Element and coordinate records
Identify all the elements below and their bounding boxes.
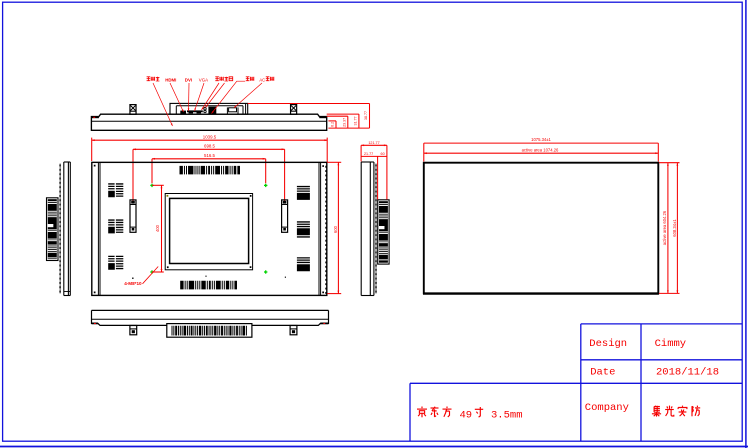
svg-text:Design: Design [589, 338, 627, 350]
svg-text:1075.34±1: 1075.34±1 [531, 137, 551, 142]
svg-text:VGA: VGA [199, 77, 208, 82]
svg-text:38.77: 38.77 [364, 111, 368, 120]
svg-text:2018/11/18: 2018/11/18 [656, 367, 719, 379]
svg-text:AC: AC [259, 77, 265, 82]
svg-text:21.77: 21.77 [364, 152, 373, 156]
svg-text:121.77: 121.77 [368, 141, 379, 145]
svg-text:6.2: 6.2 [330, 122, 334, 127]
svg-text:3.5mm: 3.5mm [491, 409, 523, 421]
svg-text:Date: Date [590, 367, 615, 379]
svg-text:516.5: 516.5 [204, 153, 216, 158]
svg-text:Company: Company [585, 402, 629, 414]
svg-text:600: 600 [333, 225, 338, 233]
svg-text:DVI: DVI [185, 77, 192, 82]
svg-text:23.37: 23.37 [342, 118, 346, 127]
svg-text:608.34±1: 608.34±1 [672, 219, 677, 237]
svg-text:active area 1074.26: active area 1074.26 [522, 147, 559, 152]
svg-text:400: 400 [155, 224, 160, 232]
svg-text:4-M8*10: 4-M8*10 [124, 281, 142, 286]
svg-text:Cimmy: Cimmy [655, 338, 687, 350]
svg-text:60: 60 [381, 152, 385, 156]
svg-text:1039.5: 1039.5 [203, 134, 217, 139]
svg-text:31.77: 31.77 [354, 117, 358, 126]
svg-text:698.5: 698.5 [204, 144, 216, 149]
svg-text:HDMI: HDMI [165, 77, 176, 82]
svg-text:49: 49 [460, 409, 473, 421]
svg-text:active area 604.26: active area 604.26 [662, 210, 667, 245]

## What the exercise asks
Locate each line in the data above that contains the word "active" and copy it out. Case counts.

## Task result
svg-text:active area 1074.26: active area 1074.26 [522, 147, 559, 152]
svg-text:active area 604.26: active area 604.26 [662, 210, 667, 245]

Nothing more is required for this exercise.